## Given exercise
Quote the lines of the data below verbatim, beginning at the line that contains "Transcribe the text in this document." and ending at the last line, both included, and excluding pictures.

+++ Stored records +++

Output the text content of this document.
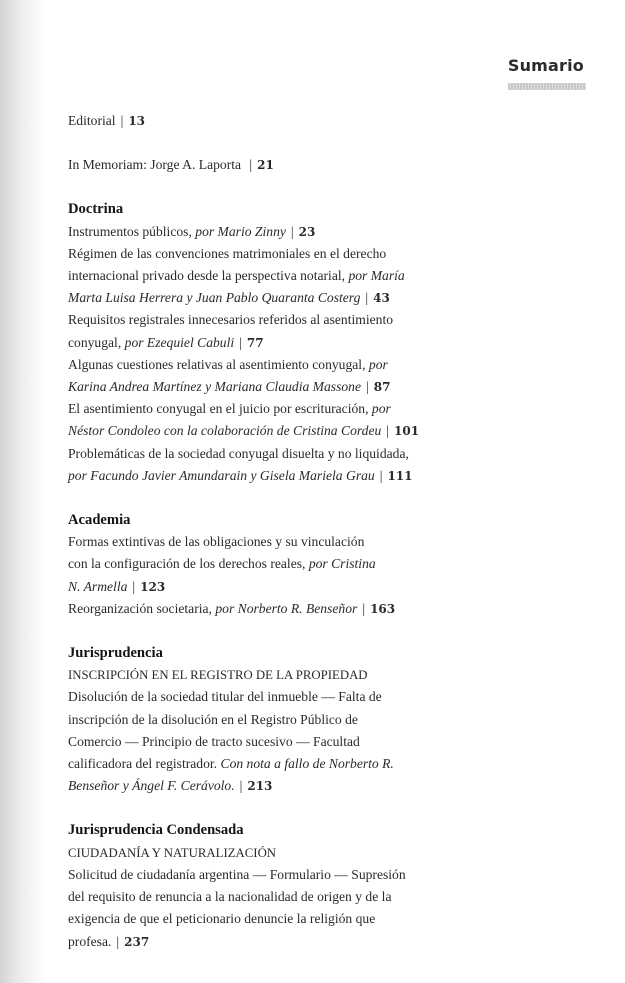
Sumario

Editorial | 13

In Memoriam: Jorge A. Laporta | 21

Doctrina

Instrumentos públicos, por Mario Zinny | 23

Régimen de las convenciones matrimoniales en el derecho
internacional privado desde la perspectiva notarial, por María
Marta Luisa Herrera y Juan Pablo Quaranta Costerg | 43

Requisitos registrales innecesarios referidos al asentimiento
conyugal, por Ezequiel Cabuli | 77

Algunas cuestiones relativas al asentimiento conyugal, por
Karina Andrea Martínez y Mariana Claudia Massone | 87

El asentimiento conyugal en el juicio por escrituración, por
Néstor Condoleo con la colaboración de Cristina Cordeu | 101

Problemáticas de la sociedad conyugal disuelta y no liquidada,
por Facundo Javier Amundarain y Gisela Mariela Grau | 111

Academia

Formas extintivas de las obligaciones y su vinculación
con la configuración de los derechos reales, por Cristina
N. Armella | 123

Reorganización societaria, por Norberto R. Benseñor | 163

Jurisprudencia

INSCRIPCIÓN EN EL REGISTRO DE LA PROPIEDAD
Disolución de la sociedad titular del inmueble — Falta de
inscripción de la disolución en el Registro Público de
Comercio — Principio de tracto sucesivo — Facultad
calificadora del registrador. Con nota a fallo de Norberto R.
Benseñor y Ángel F. Cerávolo. | 213

Jurisprudencia Condensada

CIUDADANÍA Y NATURALIZACIÓN
Solicitud de ciudadanía argentina — Formulario — Supresión
del requisito de renuncia a la nacionalidad de origen y de la
exigencia de que el peticionario denuncie la religión que
profesa. | 237
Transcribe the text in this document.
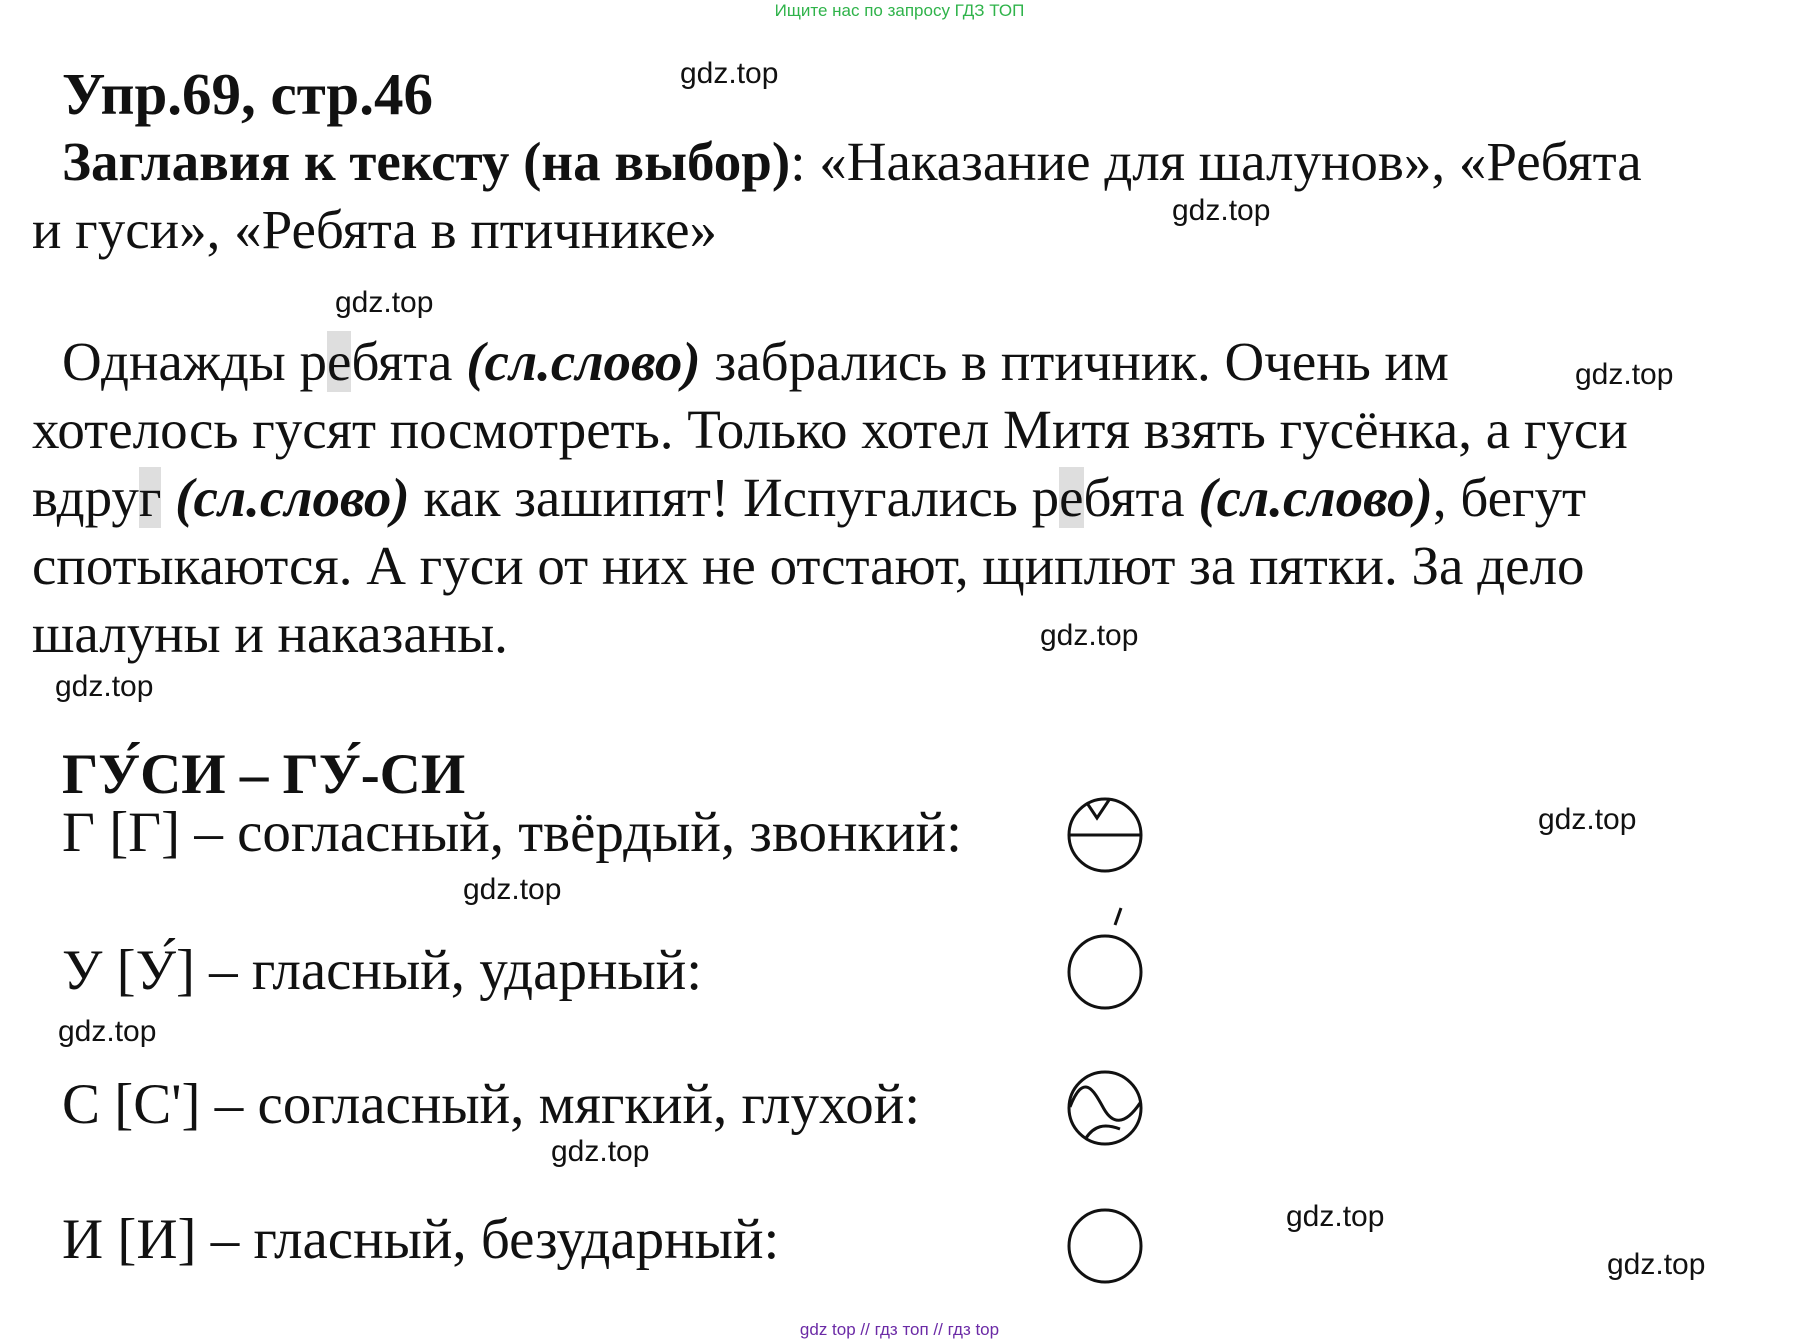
Ищите нас по запросу ГДЗ ТОП
Упр.69, стр.46
Заглавия к тексту (на выбор): «Наказание для шалунов», «Ребята
и гуси», «Ребята в птичнике»
Однажды ребята (сл.слово) забрались в птичник. Очень им
хотелось гусят посмотреть. Только хотел Митя взять гусёнка, а гуси
вдруг (сл.слово) как зашипят! Испугались ребята (сл.слово), бегут
спотыкаются. А гуси от них не отстают, щиплют за пятки. За дело
шалуны и наказаны.
ГУ́СИ – ГУ́-СИ
Г [Г] – согласный, твёрдый, звонкий:
У [У́] – гласный, ударный:
С [С'] – согласный, мягкий, глухой:
И [И] – гласный, безударный:
gdz.top
gdz.top
gdz.top
gdz.top
gdz.top
gdz.top
gdz.top
gdz.top
gdz.top
gdz.top
gdz.top
gdz.top
gdz top // гдз топ // гдз top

+++

## Solved exercise
Transcribe the text in this document.
Ищите нас по запросу ГДЗ ТОП
Упр.69, стр.46
Заглавия к тексту (на выбор): «Наказание для шалунов», «Ребята
и гуси», «Ребята в птичнике»
Однажды ребята (сл.слово) забрались в птичник. Очень им
хотелось гусят посмотреть. Только хотел Митя взять гусёнка, а гуси
вдруг (сл.слово) как зашипят! Испугались ребята (сл.слово), бегут
спотыкаются. А гуси от них не отстают, щиплют за пятки. За дело
шалуны и наказаны.
ГУ́СИ – ГУ́-СИ
Г [Г] – согласный, твёрдый, звонкий:
У [У́] – гласный, ударный:
С [С'] – согласный, мягкий, глухой:
И [И] – гласный, безударный:
gdz.top
gdz.top
gdz.top
gdz.top
gdz.top
gdz.top
gdz.top
gdz.top
gdz.top
gdz.top
gdz.top
gdz.top
gdz top // гдз топ // гдз top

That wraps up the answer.